A block of data
──────────────────────────────
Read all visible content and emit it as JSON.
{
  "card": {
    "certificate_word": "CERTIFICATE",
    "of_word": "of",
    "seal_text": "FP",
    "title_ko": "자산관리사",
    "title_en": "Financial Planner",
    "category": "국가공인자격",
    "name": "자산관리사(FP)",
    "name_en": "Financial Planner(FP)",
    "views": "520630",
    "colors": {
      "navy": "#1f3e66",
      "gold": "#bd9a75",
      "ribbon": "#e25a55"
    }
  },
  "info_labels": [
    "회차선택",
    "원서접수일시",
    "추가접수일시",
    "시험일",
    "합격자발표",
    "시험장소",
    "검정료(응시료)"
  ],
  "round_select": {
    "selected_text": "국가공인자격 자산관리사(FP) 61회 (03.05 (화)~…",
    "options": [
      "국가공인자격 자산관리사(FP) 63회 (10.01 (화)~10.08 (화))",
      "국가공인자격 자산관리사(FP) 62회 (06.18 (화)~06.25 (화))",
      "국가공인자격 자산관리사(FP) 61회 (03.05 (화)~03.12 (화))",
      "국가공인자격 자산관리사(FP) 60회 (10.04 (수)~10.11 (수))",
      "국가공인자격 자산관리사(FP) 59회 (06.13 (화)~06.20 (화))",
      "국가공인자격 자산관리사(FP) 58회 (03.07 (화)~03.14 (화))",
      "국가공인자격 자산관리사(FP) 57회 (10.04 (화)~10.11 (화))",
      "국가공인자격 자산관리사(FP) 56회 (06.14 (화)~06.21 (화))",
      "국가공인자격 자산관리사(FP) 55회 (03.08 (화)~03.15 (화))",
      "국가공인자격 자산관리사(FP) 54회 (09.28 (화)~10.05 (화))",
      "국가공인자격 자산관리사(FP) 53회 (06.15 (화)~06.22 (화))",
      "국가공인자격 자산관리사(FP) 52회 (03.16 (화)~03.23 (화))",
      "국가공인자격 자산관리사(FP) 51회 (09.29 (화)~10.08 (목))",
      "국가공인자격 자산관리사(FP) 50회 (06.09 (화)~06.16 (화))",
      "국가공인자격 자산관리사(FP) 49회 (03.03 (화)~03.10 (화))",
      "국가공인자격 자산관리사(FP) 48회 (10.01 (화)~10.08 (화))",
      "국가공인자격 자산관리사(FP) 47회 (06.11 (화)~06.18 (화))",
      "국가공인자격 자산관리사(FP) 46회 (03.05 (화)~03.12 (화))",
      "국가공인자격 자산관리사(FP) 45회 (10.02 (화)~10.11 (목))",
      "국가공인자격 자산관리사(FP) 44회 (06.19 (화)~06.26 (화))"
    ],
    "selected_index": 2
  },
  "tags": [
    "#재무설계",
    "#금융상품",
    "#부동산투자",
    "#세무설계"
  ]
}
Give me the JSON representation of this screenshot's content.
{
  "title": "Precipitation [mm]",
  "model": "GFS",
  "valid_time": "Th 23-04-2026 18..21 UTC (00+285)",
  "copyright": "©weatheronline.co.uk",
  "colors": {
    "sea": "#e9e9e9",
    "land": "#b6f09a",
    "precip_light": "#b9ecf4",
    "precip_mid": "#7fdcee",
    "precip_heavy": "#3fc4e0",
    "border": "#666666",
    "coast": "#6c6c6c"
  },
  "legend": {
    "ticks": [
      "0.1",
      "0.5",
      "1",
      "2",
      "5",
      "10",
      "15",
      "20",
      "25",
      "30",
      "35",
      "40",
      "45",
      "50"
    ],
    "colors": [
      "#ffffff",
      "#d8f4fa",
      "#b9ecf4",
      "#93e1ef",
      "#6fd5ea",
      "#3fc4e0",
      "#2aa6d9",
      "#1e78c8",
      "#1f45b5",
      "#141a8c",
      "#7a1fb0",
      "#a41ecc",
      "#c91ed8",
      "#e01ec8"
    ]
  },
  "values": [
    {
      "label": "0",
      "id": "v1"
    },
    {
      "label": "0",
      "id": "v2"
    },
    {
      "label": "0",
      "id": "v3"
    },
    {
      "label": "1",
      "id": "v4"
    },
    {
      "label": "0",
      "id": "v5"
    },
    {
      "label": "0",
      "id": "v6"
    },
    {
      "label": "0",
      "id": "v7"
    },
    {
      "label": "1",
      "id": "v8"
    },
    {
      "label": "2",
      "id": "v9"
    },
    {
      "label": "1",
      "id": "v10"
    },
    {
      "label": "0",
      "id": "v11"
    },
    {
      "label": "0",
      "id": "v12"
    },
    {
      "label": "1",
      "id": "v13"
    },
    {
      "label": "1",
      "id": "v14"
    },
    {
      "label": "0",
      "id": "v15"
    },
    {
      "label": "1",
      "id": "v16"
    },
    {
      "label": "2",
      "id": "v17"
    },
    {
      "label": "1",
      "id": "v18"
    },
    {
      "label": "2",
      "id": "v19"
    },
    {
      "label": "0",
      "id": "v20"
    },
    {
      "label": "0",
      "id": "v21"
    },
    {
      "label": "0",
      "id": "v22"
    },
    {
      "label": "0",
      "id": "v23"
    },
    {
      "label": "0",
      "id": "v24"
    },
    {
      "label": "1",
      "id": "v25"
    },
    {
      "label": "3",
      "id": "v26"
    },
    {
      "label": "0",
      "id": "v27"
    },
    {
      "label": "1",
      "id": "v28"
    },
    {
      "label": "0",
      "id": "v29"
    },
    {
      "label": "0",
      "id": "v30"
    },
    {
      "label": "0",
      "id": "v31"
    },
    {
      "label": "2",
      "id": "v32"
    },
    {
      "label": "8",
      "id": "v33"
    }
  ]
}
──────────────────────────────
Return all of the entries exactly as written.

Read all visible content and emit it as JSON.
{
  "card": {
    "certificate_word": "CERTIFICATE",
    "of_word": "of",
    "seal_text": "FP",
    "title_ko": "자산관리사",
    "title_en": "Financial Planner",
    "category": "국가공인자격",
    "name": "자산관리사(FP)",
    "name_en": "Financial Planner(FP)",
    "views": "520630",
    "colors": {
      "navy": "#1f3e66",
      "gold": "#bd9a75",
      "ribbon": "#e25a55"
    }
  },
  "info_labels": [
    "회차선택",
    "원서접수일시",
    "추가접수일시",
    "시험일",
    "합격자발표",
    "시험장소",
    "검정료(응시료)"
  ],
  "round_select": {
    "selected_text": "국가공인자격 자산관리사(FP) 61회 (03.05 (화)~…",
    "options": [
      "국가공인자격 자산관리사(FP) 63회 (10.01 (화)~10.08 (화))",
      "국가공인자격 자산관리사(FP) 62회 (06.18 (화)~06.25 (화))",
      "국가공인자격 자산관리사(FP) 61회 (03.05 (화)~03.12 (화))",
      "국가공인자격 자산관리사(FP) 60회 (10.04 (수)~10.11 (수))",
      "국가공인자격 자산관리사(FP) 59회 (06.13 (화)~06.20 (화))",
      "국가공인자격 자산관리사(FP) 58회 (03.07 (화)~03.14 (화))",
      "국가공인자격 자산관리사(FP) 57회 (10.04 (화)~10.11 (화))",
      "국가공인자격 자산관리사(FP) 56회 (06.14 (화)~06.21 (화))",
      "국가공인자격 자산관리사(FP) 55회 (03.08 (화)~03.15 (화))",
      "국가공인자격 자산관리사(FP) 54회 (09.28 (화)~10.05 (화))",
      "국가공인자격 자산관리사(FP) 53회 (06.15 (화)~06.22 (화))",
      "국가공인자격 자산관리사(FP) 52회 (03.16 (화)~03.23 (화))",
      "국가공인자격 자산관리사(FP) 51회 (09.29 (화)~10.08 (목))",
      "국가공인자격 자산관리사(FP) 50회 (06.09 (화)~06.16 (화))",
      "국가공인자격 자산관리사(FP) 49회 (03.03 (화)~03.10 (화))",
      "국가공인자격 자산관리사(FP) 48회 (10.01 (화)~10.08 (화))",
      "국가공인자격 자산관리사(FP) 47회 (06.11 (화)~06.18 (화))",
      "국가공인자격 자산관리사(FP) 46회 (03.05 (화)~03.12 (화))",
      "국가공인자격 자산관리사(FP) 45회 (10.02 (화)~10.11 (목))",
      "국가공인자격 자산관리사(FP) 44회 (06.19 (화)~06.26 (화))"
    ],
    "selected_index": 2
  },
  "tags": [
    "#재무설계",
    "#금융상품",
    "#부동산투자",
    "#세무설계"
  ]
}
Give me the JSON representation of this screenshot's content.
{
  "title": "Precipitation [mm]",
  "model": "GFS",
  "valid_time": "Th 23-04-2026 18..21 UTC (00+285)",
  "copyright": "©weatheronline.co.uk",
  "colors": {
    "sea": "#e9e9e9",
    "land": "#b6f09a",
    "precip_light": "#b9ecf4",
    "precip_mid": "#7fdcee",
    "precip_heavy": "#3fc4e0",
    "border": "#666666",
    "coast": "#6c6c6c"
  },
  "legend": {
    "ticks": [
      "0.1",
      "0.5",
      "1",
      "2",
      "5",
      "10",
      "15",
      "20",
      "25",
      "30",
      "35",
      "40",
      "45",
      "50"
    ],
    "colors": [
      "#ffffff",
      "#d8f4fa",
      "#b9ecf4",
      "#93e1ef",
      "#6fd5ea",
      "#3fc4e0",
      "#2aa6d9",
      "#1e78c8",
      "#1f45b5",
      "#141a8c",
      "#7a1fb0",
      "#a41ecc",
      "#c91ed8",
      "#e01ec8"
    ]
  },
  "values": [
    {
      "label": "0",
      "id": "v1"
    },
    {
      "label": "0",
      "id": "v2"
    },
    {
      "label": "0",
      "id": "v3"
    },
    {
      "label": "1",
      "id": "v4"
    },
    {
      "label": "0",
      "id": "v5"
    },
    {
      "label": "0",
      "id": "v6"
    },
    {
      "label": "0",
      "id": "v7"
    },
    {
      "label": "1",
      "id": "v8"
    },
    {
      "label": "2",
      "id": "v9"
    },
    {
      "label": "1",
      "id": "v10"
    },
    {
      "label": "0",
      "id": "v11"
    },
    {
      "label": "0",
      "id": "v12"
    },
    {
      "label": "1",
      "id": "v13"
    },
    {
      "label": "1",
      "id": "v14"
    },
    {
      "label": "0",
      "id": "v15"
    },
    {
      "label": "1",
      "id": "v16"
    },
    {
      "label": "2",
      "id": "v17"
    },
    {
      "label": "1",
      "id": "v18"
    },
    {
      "label": "2",
      "id": "v19"
    },
    {
      "label": "0",
      "id": "v20"
    },
    {
      "label": "0",
      "id": "v21"
    },
    {
      "label": "0",
      "id": "v22"
    },
    {
      "label": "0",
      "id": "v23"
    },
    {
      "label": "0",
      "id": "v24"
    },
    {
      "label": "1",
      "id": "v25"
    },
    {
      "label": "3",
      "id": "v26"
    },
    {
      "label": "0",
      "id": "v27"
    },
    {
      "label": "1",
      "id": "v28"
    },
    {
      "label": "0",
      "id": "v29"
    },
    {
      "label": "0",
      "id": "v30"
    },
    {
      "label": "0",
      "id": "v31"
    },
    {
      "label": "2",
      "id": "v32"
    },
    {
      "label": "8",
      "id": "v33"
    }
  ]
}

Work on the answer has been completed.